| WORK INSTRUCTION |
From the text of television show ideas, write out everything from "You’re almost 50" to "save the day." word for word.

Top of EXERCISE TEXT

You’re almost 50 years away from creating a television show that people still remind you of every day. In case you’re looking for any new ideas for projects that might help you get a little pythonless recognition, I’ll give you a kick start:

  • Book Club: Each episode mirrors to some conflict in the real book their group is reading, with each member getting a turn as the main character. They discuss the main theme but are seemingly unaware of how it relates to their own lives.
  • Building Neighbours: The only shot is the front view of an apartment building, where all units have unique patios. The neighbours are always hanging outside talking to each other, even though they can’t necessarily see everyone else. In the pilot, there’s a fire in one of the units where no one is home and the neighbours band together to save the day.
    • As an alternative or addendum to this, all the neighbours could camp out in a wide hallway, like a mini-neighbourhood. In this one, there’s a main character who comes and goes, having chats with the fun hallway people.
  • Insomniac: Everything switches seamlessly between dreams and reality. Who can even tell the difference anymore.
  • Darwin Awards: Each episode follows a different winner, leading up to their death. Based on actual winners. Chars are sympathetic, although they’re undoubtedly pretty stupid.
  • Sons of Menarche: A girl had sex right before first period, got pregnant and had triplet boys. This takes place when all the kids are fifteen years old and just entering high school.
  • A construction site passerby gets injured, found to be caused by neglect from the company running the show. She sues them and wins the company in the settlement. She navigates her new job as CEO with flair and poise and a few shenanigans.

Bottom of EXERCISE TEXT
Top of ENTRIES SUPPLIED

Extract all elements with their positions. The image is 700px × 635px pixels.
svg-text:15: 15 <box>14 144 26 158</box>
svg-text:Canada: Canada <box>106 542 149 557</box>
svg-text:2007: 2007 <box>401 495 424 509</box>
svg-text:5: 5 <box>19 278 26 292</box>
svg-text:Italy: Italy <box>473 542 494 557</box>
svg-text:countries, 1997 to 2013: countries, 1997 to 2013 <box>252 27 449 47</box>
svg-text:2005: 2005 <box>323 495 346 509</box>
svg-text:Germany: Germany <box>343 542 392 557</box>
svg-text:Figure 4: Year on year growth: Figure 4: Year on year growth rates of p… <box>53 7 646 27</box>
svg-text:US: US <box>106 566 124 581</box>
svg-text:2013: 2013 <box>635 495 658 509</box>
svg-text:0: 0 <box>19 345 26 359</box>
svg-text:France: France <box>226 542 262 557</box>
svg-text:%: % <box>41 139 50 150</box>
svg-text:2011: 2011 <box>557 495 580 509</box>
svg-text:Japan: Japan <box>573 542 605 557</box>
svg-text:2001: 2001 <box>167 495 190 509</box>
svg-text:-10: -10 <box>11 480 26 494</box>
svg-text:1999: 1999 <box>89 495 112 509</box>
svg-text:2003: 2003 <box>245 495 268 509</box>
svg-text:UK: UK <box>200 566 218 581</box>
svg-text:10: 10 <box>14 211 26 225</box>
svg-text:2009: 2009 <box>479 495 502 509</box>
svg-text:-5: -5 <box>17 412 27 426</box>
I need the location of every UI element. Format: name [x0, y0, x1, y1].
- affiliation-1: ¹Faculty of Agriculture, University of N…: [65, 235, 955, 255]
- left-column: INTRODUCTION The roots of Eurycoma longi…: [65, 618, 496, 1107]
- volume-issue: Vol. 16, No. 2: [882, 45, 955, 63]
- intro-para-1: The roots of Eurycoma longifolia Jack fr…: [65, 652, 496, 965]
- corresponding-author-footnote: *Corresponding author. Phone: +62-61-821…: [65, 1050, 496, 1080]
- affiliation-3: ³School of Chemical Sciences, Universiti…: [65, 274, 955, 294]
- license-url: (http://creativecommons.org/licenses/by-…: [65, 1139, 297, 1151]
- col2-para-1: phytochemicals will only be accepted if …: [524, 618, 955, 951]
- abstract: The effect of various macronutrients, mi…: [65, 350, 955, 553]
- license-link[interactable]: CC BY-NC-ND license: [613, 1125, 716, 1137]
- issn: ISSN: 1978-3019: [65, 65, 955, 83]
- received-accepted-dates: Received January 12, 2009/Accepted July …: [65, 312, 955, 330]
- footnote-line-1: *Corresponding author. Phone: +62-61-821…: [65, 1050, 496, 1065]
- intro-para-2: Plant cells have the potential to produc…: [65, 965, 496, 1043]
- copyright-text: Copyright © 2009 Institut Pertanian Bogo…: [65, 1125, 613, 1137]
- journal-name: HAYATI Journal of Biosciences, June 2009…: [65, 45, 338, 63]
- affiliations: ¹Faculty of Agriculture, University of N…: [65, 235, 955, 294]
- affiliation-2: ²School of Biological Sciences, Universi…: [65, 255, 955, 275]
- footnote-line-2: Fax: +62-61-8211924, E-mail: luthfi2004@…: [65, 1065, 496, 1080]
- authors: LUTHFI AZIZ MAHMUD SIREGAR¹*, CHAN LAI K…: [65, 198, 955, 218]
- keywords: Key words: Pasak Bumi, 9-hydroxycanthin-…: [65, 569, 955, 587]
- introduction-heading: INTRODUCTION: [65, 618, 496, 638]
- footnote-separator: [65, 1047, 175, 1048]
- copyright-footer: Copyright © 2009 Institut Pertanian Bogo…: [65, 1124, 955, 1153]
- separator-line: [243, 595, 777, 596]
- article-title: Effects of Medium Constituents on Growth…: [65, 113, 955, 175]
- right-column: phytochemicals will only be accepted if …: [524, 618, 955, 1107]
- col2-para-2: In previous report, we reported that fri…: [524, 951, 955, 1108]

Bottom of ENTRIES SUPPLIED

| RESPONSE TO THIS EXERCISE |
You’re almost 50 years away from creating a television show that people still remind you of every day. In case you’re looking for any new ideas for projects that might help you get a little pythonless recognition, I’ll give you a kick start:

  • Book Club: Each episode mirrors to some conflict in the real book their group is reading, with each member getting a turn as the main character. They discuss the main theme but are seemingly unaware of how it relates to their own lives.
  • Building Neighbours: The only shot is the front view of an apartment building, where all units have unique patios. The neighbours are always hanging outside talking to each other, even though they can’t necessarily see everyone else. In the pilot, there’s a fire in one of the units where no one is home and the neighbours band together to save the day.